Requirement:
Reproduce exactly the lines from the one containing "Output a JSON" through the last line of the data, both ends included.

Start Data to use

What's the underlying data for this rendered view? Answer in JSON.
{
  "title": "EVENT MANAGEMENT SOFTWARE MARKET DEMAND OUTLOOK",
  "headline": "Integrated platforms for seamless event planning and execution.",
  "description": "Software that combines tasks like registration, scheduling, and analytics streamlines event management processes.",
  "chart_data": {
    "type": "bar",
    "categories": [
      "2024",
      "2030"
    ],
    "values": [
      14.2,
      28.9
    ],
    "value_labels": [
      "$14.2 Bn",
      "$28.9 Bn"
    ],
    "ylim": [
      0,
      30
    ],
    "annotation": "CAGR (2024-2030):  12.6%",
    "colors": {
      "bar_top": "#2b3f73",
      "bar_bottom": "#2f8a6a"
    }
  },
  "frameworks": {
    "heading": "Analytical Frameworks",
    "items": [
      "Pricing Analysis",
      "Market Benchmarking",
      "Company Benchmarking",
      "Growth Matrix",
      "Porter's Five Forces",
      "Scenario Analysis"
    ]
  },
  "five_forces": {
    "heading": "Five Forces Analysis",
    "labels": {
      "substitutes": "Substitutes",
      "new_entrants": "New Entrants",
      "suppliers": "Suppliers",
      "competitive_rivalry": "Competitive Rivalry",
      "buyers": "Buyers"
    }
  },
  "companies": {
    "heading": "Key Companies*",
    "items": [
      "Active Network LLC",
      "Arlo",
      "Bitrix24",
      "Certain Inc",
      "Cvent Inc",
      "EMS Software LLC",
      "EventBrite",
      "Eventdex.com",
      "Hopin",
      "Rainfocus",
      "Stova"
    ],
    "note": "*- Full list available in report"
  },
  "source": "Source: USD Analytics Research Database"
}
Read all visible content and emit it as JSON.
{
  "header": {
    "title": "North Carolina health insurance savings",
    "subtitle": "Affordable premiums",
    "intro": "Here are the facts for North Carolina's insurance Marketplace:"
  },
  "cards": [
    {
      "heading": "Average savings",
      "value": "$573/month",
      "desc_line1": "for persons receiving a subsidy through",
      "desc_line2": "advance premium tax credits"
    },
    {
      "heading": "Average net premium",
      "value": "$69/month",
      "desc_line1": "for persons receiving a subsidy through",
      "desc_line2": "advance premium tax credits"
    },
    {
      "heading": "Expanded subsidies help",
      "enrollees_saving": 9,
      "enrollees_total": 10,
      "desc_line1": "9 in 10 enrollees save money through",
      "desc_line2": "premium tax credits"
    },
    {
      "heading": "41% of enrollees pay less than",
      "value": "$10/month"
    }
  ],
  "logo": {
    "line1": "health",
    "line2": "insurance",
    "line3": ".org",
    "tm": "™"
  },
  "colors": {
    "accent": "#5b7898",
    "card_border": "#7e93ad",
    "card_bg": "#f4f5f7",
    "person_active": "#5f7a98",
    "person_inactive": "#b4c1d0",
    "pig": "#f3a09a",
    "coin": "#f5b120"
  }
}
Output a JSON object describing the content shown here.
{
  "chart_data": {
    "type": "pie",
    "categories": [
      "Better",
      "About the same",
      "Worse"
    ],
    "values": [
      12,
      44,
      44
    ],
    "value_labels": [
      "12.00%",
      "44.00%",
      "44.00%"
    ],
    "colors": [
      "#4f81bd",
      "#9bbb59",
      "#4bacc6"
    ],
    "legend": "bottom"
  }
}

End Data to use

Correct response:
Output a JSON object describing the content shown here.
{
  "chart_data": {
    "type": "pie",
    "categories": [
      "Better",
      "About the same",
      "Worse"
    ],
    "values": [
      12,
      44,
      44
    ],
    "value_labels": [
      "12.00%",
      "44.00%",
      "44.00%"
    ],
    "colors": [
      "#4f81bd",
      "#9bbb59",
      "#4bacc6"
    ],
    "legend": "bottom"
  }
}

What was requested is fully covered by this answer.